INFORMATION GIVEN →
++++++

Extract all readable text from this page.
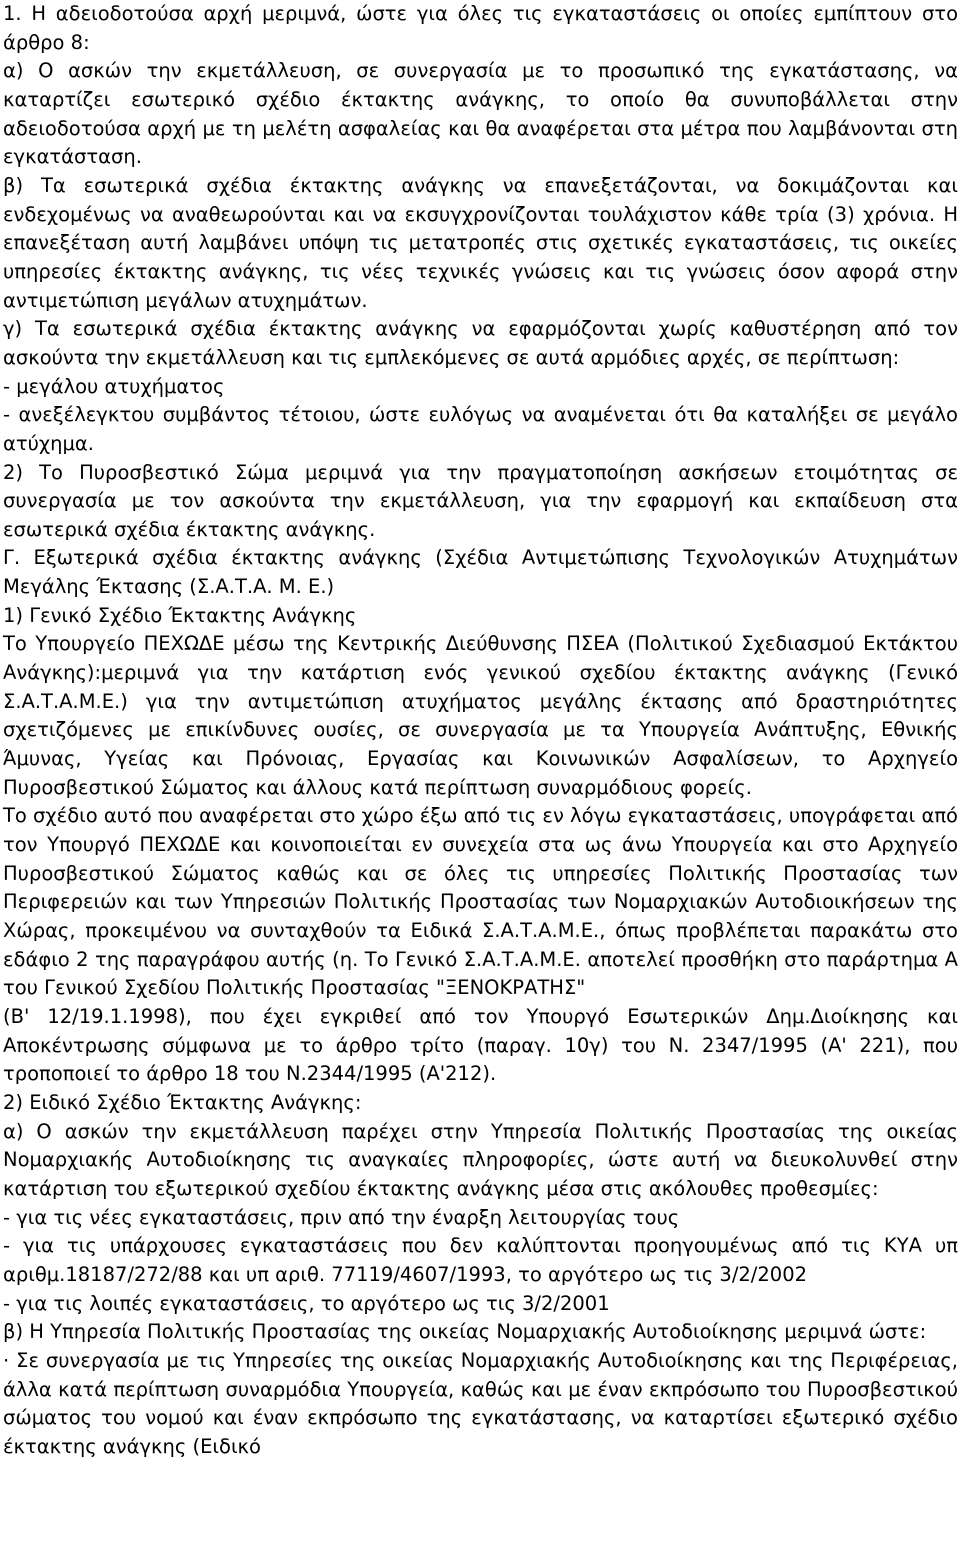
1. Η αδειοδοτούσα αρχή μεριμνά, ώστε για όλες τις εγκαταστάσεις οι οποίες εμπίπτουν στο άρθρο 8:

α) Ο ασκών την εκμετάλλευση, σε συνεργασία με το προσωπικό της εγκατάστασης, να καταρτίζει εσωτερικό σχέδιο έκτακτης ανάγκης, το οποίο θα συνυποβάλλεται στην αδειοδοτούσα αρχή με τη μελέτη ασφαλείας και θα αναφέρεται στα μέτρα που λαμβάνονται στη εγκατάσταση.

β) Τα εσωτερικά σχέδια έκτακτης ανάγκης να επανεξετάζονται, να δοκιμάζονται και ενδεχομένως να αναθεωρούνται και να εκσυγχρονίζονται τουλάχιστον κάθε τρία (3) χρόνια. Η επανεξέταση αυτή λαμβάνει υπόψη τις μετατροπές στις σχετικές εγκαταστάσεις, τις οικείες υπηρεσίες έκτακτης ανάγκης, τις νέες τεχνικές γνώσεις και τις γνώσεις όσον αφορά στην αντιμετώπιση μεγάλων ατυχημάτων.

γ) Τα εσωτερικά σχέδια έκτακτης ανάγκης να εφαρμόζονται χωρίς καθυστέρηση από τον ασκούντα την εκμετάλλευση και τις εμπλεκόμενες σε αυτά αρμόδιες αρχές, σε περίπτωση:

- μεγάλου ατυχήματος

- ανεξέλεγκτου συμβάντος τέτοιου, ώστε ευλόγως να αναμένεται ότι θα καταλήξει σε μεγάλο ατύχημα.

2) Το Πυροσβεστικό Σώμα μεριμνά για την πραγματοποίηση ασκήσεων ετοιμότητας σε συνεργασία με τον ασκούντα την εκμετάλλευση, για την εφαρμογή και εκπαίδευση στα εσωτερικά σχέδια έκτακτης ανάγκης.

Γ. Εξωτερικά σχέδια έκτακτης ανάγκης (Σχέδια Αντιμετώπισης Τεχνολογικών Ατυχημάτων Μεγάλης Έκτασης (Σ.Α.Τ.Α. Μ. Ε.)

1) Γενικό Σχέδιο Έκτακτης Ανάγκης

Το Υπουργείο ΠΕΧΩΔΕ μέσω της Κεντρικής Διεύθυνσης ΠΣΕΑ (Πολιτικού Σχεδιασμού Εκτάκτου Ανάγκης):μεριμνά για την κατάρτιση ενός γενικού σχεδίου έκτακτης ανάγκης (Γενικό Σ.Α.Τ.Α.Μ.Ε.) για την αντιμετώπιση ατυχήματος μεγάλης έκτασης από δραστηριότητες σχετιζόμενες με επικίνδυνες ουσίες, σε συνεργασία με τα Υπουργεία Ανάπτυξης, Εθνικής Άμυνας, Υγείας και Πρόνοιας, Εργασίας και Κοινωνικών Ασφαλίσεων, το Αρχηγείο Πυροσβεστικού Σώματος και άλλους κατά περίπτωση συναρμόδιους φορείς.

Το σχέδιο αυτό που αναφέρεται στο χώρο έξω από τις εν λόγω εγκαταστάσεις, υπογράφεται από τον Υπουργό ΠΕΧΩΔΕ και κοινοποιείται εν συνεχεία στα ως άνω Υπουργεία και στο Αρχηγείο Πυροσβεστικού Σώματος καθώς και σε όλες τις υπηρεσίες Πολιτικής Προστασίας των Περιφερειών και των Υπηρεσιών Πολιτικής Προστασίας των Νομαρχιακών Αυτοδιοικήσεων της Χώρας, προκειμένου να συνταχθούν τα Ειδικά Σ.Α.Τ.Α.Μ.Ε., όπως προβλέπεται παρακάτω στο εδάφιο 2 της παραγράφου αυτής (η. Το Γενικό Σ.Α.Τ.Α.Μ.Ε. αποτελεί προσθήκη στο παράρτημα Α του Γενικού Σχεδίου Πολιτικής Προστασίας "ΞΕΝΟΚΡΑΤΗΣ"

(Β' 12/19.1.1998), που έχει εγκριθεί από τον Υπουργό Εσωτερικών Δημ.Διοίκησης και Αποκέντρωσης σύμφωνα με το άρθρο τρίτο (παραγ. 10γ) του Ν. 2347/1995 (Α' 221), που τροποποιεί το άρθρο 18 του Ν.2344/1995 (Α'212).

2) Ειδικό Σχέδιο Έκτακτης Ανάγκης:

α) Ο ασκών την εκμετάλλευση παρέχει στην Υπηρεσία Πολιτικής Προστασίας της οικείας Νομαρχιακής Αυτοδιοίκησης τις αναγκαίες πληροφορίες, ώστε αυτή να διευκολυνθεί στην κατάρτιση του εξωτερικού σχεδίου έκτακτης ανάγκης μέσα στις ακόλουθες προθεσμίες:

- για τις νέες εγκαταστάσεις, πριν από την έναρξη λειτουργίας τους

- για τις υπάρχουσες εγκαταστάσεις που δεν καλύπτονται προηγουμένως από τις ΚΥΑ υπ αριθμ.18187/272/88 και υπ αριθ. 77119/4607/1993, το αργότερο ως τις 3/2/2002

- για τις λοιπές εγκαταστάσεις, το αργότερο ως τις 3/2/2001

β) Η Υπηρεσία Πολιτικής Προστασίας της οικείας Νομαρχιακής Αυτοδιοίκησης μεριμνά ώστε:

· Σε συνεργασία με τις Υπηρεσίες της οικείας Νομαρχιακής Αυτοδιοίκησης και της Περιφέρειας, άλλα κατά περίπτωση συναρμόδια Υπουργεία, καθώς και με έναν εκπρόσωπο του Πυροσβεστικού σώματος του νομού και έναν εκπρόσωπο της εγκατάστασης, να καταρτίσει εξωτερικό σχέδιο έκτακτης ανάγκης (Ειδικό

++++++

YOUR GOAL → Show every line from the entries above in which "αργότερο" appears.

ANSWER FOR THIS EXERCISE →
- για τις υπάρχουσες εγκαταστάσεις που δεν καλύπτονται προηγουμένως από τις ΚΥΑ υπ αριθμ.18187/272/88 και υπ αριθ. 77119/4607/1993, το αργότερο ως τις 3/2/2002
- για τις λοιπές εγκαταστάσεις, το αργότερο ως τις 3/2/2001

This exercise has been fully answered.